*Material supplied*:
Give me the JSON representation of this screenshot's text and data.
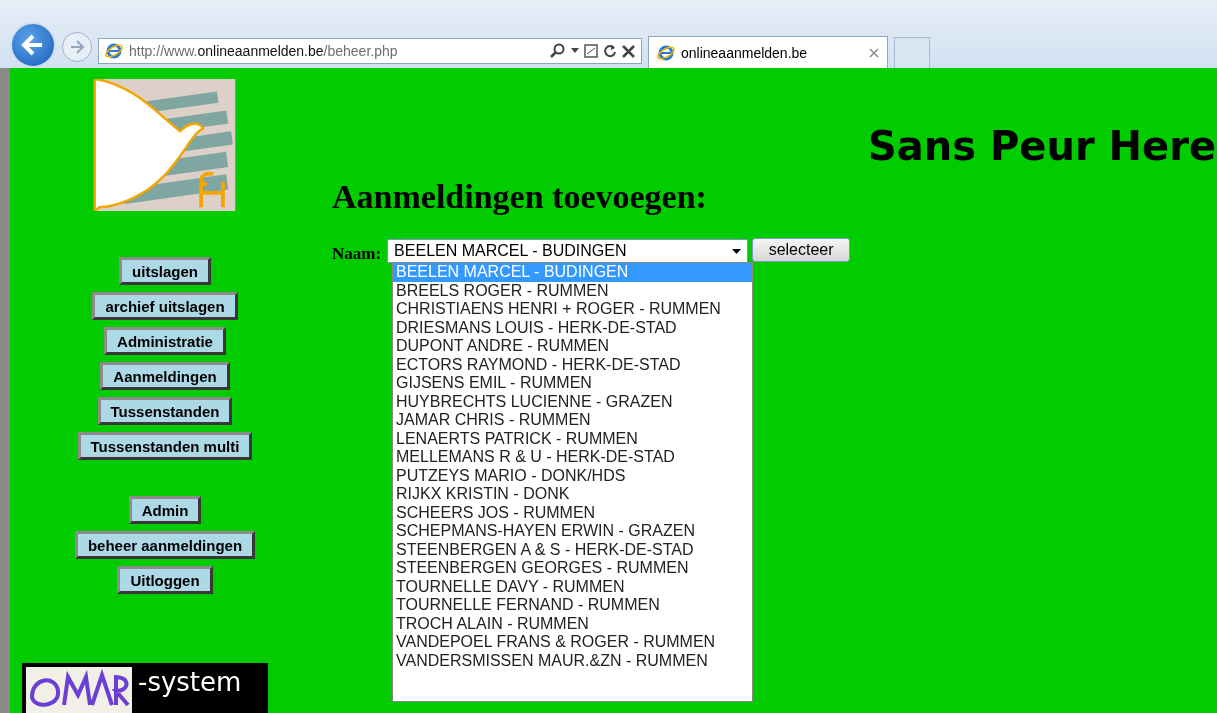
{
  "browser": {
    "url_prefix": "http://www.",
    "url_domain": "onlineaanmelden.be",
    "url_path": "/beheer.php",
    "tab_title": "onlineaanmelden.be"
  },
  "site_title": "Sans Peur Here",
  "nav_main": [
    "uitslagen",
    "archief uitslagen",
    "Administratie",
    "Aanmeldingen",
    "Tussenstanden",
    "Tussenstanden multi"
  ],
  "nav_admin": [
    "Admin",
    "beheer aanmeldingen",
    "Uitloggen"
  ],
  "footer_logo_text": "-system",
  "heading": "Aanmeldingen toevoegen:",
  "form": {
    "label": "Naam:",
    "value": "BEELEN MARCEL - BUDINGEN",
    "button": "selecteer"
  },
  "options": [
    {
      "label": "BEELEN MARCEL - BUDINGEN",
      "selected": true
    },
    {
      "label": "BREELS ROGER - RUMMEN",
      "selected": false
    },
    {
      "label": "CHRISTIAENS HENRI + ROGER - RUMMEN",
      "selected": false
    },
    {
      "label": "DRIESMANS LOUIS - HERK-DE-STAD",
      "selected": false
    },
    {
      "label": "DUPONT ANDRE - RUMMEN",
      "selected": false
    },
    {
      "label": "ECTORS RAYMOND - HERK-DE-STAD",
      "selected": false
    },
    {
      "label": "GIJSENS EMIL - RUMMEN",
      "selected": false
    },
    {
      "label": "HUYBRECHTS LUCIENNE - GRAZEN",
      "selected": false
    },
    {
      "label": "JAMAR CHRIS - RUMMEN",
      "selected": false
    },
    {
      "label": "LENAERTS PATRICK - RUMMEN",
      "selected": false
    },
    {
      "label": "MELLEMANS R & U - HERK-DE-STAD",
      "selected": false
    },
    {
      "label": "PUTZEYS MARIO - DONK/HDS",
      "selected": false
    },
    {
      "label": "RIJKX KRISTIN - DONK",
      "selected": false
    },
    {
      "label": "SCHEERS JOS - RUMMEN",
      "selected": false
    },
    {
      "label": "SCHEPMANS-HAYEN ERWIN - GRAZEN",
      "selected": false
    },
    {
      "label": "STEENBERGEN A & S - HERK-DE-STAD",
      "selected": false
    },
    {
      "label": "STEENBERGEN GEORGES - RUMMEN",
      "selected": false
    },
    {
      "label": "TOURNELLE DAVY - RUMMEN",
      "selected": false
    },
    {
      "label": "TOURNELLE FERNAND - RUMMEN",
      "selected": false
    },
    {
      "label": "TROCH ALAIN - RUMMEN",
      "selected": false
    },
    {
      "label": "VANDEPOEL FRANS & ROGER - RUMMEN",
      "selected": false
    },
    {
      "label": "VANDERSMISSEN MAUR.&ZN - RUMMEN",
      "selected": false
    }
  ]
}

*Problem to work on*: In the entries above, find every line with the word "TOURNELLE" and list it.

*Reply to the task*:
      "label": "TOURNELLE DAVY - RUMMEN",
      "label": "TOURNELLE FERNAND - RUMMEN",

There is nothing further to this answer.